* _SUPPLIED ENTRIES_

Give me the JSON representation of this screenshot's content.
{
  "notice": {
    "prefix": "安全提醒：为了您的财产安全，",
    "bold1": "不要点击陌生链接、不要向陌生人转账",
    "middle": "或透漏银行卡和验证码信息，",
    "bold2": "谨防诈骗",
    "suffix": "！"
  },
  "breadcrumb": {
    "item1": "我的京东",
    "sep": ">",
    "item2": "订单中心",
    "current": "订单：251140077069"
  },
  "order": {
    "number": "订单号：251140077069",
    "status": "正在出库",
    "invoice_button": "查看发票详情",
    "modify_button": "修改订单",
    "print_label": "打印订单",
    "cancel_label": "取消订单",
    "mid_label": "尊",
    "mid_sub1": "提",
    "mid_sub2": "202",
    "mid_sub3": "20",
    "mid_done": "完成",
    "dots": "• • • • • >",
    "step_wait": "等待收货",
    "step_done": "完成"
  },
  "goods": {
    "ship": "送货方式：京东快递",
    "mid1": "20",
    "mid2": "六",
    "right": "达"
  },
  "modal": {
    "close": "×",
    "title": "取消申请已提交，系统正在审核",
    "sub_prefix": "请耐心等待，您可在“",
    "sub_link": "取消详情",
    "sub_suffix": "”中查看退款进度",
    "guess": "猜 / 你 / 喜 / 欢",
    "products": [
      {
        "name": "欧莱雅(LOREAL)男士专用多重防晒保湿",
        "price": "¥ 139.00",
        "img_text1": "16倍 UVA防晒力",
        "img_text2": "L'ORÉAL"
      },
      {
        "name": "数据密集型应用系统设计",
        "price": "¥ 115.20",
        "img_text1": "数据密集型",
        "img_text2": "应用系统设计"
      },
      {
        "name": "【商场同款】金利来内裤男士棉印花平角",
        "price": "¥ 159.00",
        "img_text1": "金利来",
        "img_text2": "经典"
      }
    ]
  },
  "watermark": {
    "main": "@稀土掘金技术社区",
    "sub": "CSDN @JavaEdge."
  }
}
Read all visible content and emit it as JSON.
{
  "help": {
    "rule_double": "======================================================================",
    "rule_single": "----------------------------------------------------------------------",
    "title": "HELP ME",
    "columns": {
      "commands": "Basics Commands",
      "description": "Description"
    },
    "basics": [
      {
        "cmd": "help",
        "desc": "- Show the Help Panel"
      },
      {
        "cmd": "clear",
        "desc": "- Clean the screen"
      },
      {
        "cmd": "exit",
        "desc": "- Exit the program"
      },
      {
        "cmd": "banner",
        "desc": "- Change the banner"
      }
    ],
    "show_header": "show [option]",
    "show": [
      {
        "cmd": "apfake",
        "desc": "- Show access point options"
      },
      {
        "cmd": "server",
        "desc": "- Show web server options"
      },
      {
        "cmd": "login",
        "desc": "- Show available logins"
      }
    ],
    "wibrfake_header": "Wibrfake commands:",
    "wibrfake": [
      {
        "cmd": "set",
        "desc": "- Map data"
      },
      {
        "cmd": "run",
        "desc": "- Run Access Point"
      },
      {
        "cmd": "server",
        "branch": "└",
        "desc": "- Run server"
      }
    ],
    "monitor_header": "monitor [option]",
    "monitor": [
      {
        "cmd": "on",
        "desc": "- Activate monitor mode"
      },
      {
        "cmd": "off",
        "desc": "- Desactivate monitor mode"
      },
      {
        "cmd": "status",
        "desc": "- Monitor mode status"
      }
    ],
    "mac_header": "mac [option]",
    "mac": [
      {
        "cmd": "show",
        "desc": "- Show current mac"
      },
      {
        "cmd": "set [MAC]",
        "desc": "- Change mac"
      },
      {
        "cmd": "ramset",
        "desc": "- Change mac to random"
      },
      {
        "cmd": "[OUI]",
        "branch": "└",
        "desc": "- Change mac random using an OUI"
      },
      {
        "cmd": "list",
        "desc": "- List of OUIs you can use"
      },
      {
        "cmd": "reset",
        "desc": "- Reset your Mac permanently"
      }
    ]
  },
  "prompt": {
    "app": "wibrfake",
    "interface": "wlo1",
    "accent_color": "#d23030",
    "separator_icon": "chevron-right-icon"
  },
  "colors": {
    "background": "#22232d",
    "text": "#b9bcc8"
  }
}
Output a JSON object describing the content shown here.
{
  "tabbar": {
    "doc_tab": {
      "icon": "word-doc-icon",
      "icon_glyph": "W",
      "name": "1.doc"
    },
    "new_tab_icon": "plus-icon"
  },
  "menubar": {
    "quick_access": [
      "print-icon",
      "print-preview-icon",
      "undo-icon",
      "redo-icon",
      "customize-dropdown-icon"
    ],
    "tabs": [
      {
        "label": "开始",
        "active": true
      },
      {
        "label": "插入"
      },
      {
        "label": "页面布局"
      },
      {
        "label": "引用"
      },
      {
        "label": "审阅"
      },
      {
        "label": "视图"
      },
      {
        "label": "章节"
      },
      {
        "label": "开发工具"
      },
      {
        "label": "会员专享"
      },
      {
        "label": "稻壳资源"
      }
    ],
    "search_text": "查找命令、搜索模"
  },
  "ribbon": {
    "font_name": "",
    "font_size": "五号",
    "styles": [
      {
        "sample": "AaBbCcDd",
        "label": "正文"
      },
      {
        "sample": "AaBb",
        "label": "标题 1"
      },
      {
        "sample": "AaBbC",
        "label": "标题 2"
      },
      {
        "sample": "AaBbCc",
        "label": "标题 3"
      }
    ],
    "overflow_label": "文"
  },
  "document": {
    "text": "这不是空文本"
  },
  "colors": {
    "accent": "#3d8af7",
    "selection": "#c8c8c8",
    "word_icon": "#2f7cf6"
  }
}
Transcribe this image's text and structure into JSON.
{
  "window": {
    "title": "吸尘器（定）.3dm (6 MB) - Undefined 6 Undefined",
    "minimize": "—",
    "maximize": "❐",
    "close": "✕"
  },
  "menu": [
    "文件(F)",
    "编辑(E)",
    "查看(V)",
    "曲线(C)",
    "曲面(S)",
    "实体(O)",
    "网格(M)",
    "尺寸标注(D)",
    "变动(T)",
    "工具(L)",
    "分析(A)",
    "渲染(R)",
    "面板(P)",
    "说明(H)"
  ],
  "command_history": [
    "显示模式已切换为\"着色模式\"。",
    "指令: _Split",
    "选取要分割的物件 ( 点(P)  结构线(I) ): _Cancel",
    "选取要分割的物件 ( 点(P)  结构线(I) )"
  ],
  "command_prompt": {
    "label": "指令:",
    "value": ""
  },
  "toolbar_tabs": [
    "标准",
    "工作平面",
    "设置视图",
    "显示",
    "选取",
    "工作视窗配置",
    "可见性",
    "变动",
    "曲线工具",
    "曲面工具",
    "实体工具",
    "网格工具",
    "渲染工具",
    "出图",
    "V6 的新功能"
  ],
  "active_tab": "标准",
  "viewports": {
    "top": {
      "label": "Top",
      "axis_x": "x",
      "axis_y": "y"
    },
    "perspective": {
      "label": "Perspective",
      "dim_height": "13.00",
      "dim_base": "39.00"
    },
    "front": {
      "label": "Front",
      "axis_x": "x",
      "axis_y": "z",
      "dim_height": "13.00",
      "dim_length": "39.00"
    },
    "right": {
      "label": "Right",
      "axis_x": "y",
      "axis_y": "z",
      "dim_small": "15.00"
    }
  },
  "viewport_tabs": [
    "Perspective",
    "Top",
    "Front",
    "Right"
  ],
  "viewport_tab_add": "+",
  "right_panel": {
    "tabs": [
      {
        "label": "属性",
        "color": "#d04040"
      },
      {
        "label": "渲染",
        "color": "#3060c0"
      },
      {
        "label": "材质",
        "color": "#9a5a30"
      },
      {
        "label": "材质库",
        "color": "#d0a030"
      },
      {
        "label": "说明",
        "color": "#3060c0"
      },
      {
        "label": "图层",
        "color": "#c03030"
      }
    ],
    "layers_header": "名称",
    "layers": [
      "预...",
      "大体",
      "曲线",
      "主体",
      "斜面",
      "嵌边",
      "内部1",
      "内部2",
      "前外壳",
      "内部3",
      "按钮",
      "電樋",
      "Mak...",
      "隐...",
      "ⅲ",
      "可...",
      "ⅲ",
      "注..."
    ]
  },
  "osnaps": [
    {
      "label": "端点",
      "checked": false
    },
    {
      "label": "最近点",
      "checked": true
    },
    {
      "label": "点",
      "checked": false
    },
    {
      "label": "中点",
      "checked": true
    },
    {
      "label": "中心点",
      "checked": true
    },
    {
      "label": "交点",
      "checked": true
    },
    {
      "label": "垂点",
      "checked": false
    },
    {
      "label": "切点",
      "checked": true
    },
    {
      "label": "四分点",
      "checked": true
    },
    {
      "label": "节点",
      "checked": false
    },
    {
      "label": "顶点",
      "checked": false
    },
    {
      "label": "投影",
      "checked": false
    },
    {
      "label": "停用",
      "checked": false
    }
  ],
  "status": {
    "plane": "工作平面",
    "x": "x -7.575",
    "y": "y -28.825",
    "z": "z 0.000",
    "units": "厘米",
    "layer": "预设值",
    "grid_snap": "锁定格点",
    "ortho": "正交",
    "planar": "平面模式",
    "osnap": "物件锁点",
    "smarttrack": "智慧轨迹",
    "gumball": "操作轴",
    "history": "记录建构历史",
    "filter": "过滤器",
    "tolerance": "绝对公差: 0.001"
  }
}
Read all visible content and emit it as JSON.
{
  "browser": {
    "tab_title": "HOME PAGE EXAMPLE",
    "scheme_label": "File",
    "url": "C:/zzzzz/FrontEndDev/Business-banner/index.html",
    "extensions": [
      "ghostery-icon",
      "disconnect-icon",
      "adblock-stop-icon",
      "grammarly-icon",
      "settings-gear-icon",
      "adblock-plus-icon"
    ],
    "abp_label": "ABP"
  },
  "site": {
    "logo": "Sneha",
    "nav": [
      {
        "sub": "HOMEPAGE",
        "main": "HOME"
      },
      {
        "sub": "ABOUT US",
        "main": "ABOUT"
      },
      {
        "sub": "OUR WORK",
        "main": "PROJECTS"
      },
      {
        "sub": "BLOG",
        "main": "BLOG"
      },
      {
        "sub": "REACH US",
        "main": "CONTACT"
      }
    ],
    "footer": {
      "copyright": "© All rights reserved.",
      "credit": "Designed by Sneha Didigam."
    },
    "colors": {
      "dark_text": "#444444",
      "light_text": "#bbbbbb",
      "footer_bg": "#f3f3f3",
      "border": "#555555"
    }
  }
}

* _WORK REQUIRED_
Scan the records above for the string "commands", then select every line that holds it.

* _RIGHT ANSWER_
      "commands": "Basics Commands",
    "wibrfake_header": "Wibrfake commands:",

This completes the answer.